[BEGIN Records supplied]

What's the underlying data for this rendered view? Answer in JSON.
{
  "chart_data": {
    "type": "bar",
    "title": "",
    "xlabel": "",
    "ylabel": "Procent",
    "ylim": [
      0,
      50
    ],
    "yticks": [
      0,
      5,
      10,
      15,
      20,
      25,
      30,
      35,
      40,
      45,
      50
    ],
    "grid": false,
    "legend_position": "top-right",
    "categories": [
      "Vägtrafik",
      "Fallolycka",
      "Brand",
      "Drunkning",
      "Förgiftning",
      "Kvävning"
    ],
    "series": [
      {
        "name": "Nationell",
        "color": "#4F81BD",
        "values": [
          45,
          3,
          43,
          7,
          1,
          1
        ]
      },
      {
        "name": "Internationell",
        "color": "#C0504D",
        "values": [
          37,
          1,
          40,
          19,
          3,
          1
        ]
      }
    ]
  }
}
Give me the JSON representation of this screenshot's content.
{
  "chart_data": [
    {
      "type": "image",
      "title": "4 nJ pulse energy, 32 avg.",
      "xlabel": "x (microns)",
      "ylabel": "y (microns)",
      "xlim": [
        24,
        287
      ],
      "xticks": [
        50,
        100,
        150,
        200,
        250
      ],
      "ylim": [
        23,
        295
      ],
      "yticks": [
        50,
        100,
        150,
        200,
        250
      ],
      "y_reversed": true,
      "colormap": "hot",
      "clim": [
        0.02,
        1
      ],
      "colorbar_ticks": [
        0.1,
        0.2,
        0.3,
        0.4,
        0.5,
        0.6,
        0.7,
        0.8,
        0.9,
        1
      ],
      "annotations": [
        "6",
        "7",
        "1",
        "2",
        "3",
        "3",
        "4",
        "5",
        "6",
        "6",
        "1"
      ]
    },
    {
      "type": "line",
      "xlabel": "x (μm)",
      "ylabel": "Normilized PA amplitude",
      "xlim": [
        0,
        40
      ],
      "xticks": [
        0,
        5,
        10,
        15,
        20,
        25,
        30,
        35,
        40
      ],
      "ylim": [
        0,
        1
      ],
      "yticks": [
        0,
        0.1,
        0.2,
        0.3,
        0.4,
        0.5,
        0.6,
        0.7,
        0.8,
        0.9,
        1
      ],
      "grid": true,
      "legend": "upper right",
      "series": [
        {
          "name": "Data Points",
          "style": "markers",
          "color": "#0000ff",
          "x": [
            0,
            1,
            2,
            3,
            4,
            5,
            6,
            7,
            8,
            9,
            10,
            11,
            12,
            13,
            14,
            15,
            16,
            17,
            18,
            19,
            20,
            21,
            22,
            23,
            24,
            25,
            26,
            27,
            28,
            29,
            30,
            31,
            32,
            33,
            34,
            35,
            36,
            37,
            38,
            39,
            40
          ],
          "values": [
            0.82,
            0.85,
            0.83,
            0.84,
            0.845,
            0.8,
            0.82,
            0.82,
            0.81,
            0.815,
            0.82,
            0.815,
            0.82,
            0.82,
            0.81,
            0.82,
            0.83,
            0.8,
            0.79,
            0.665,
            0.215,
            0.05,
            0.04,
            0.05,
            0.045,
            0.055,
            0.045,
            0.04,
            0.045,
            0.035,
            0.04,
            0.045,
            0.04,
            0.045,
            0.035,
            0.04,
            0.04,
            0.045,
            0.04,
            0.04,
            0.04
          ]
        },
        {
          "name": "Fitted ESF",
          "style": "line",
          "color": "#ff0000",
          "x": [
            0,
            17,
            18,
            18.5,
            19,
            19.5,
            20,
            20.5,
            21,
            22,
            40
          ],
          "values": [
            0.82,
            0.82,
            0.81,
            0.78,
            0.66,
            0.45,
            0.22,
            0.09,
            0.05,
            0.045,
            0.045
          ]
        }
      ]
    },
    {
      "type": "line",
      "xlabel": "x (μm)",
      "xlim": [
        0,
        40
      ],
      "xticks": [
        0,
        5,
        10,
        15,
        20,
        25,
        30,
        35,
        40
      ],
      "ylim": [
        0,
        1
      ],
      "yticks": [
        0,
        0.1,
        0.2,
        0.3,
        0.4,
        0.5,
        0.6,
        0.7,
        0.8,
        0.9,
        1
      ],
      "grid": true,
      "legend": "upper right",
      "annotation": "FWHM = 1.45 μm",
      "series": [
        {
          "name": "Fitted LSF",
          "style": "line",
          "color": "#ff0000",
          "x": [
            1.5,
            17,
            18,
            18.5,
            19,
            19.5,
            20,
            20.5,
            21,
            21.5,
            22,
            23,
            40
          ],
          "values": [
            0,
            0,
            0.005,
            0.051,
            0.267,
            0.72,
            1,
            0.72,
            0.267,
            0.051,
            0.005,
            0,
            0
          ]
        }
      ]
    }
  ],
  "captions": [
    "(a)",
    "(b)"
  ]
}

[END Records supplied]

Write out every line exactly as it stands.

_Answer for this exercise_
What's the underlying data for this rendered view? Answer in JSON.
{
  "chart_data": {
    "type": "bar",
    "title": "",
    "xlabel": "",
    "ylabel": "Procent",
    "ylim": [
      0,
      50
    ],
    "yticks": [
      0,
      5,
      10,
      15,
      20,
      25,
      30,
      35,
      40,
      45,
      50
    ],
    "grid": false,
    "legend_position": "top-right",
    "categories": [
      "Vägtrafik",
      "Fallolycka",
      "Brand",
      "Drunkning",
      "Förgiftning",
      "Kvävning"
    ],
    "series": [
      {
        "name": "Nationell",
        "color": "#4F81BD",
        "values": [
          45,
          3,
          43,
          7,
          1,
          1
        ]
      },
      {
        "name": "Internationell",
        "color": "#C0504D",
        "values": [
          37,
          1,
          40,
          19,
          3,
          1
        ]
      }
    ]
  }
}
Give me the JSON representation of this screenshot's content.
{
  "chart_data": [
    {
      "type": "image",
      "title": "4 nJ pulse energy, 32 avg.",
      "xlabel": "x (microns)",
      "ylabel": "y (microns)",
      "xlim": [
        24,
        287
      ],
      "xticks": [
        50,
        100,
        150,
        200,
        250
      ],
      "ylim": [
        23,
        295
      ],
      "yticks": [
        50,
        100,
        150,
        200,
        250
      ],
      "y_reversed": true,
      "colormap": "hot",
      "clim": [
        0.02,
        1
      ],
      "colorbar_ticks": [
        0.1,
        0.2,
        0.3,
        0.4,
        0.5,
        0.6,
        0.7,
        0.8,
        0.9,
        1
      ],
      "annotations": [
        "6",
        "7",
        "1",
        "2",
        "3",
        "3",
        "4",
        "5",
        "6",
        "6",
        "1"
      ]
    },
    {
      "type": "line",
      "xlabel": "x (μm)",
      "ylabel": "Normilized PA amplitude",
      "xlim": [
        0,
        40
      ],
      "xticks": [
        0,
        5,
        10,
        15,
        20,
        25,
        30,
        35,
        40
      ],
      "ylim": [
        0,
        1
      ],
      "yticks": [
        0,
        0.1,
        0.2,
        0.3,
        0.4,
        0.5,
        0.6,
        0.7,
        0.8,
        0.9,
        1
      ],
      "grid": true,
      "legend": "upper right",
      "series": [
        {
          "name": "Data Points",
          "style": "markers",
          "color": "#0000ff",
          "x": [
            0,
            1,
            2,
            3,
            4,
            5,
            6,
            7,
            8,
            9,
            10,
            11,
            12,
            13,
            14,
            15,
            16,
            17,
            18,
            19,
            20,
            21,
            22,
            23,
            24,
            25,
            26,
            27,
            28,
            29,
            30,
            31,
            32,
            33,
            34,
            35,
            36,
            37,
            38,
            39,
            40
          ],
          "values": [
            0.82,
            0.85,
            0.83,
            0.84,
            0.845,
            0.8,
            0.82,
            0.82,
            0.81,
            0.815,
            0.82,
            0.815,
            0.82,
            0.82,
            0.81,
            0.82,
            0.83,
            0.8,
            0.79,
            0.665,
            0.215,
            0.05,
            0.04,
            0.05,
            0.045,
            0.055,
            0.045,
            0.04,
            0.045,
            0.035,
            0.04,
            0.045,
            0.04,
            0.045,
            0.035,
            0.04,
            0.04,
            0.045,
            0.04,
            0.04,
            0.04
          ]
        },
        {
          "name": "Fitted ESF",
          "style": "line",
          "color": "#ff0000",
          "x": [
            0,
            17,
            18,
            18.5,
            19,
            19.5,
            20,
            20.5,
            21,
            22,
            40
          ],
          "values": [
            0.82,
            0.82,
            0.81,
            0.78,
            0.66,
            0.45,
            0.22,
            0.09,
            0.05,
            0.045,
            0.045
          ]
        }
      ]
    },
    {
      "type": "line",
      "xlabel": "x (μm)",
      "xlim": [
        0,
        40
      ],
      "xticks": [
        0,
        5,
        10,
        15,
        20,
        25,
        30,
        35,
        40
      ],
      "ylim": [
        0,
        1
      ],
      "yticks": [
        0,
        0.1,
        0.2,
        0.3,
        0.4,
        0.5,
        0.6,
        0.7,
        0.8,
        0.9,
        1
      ],
      "grid": true,
      "legend": "upper right",
      "annotation": "FWHM = 1.45 μm",
      "series": [
        {
          "name": "Fitted LSF",
          "style": "line",
          "color": "#ff0000",
          "x": [
            1.5,
            17,
            18,
            18.5,
            19,
            19.5,
            20,
            20.5,
            21,
            21.5,
            22,
            23,
            40
          ],
          "values": [
            0,
            0,
            0.005,
            0.051,
            0.267,
            0.72,
            1,
            0.72,
            0.267,
            0.051,
            0.005,
            0,
            0
          ]
        }
      ]
    }
  ],
  "captions": [
    "(a)",
    "(b)"
  ]
}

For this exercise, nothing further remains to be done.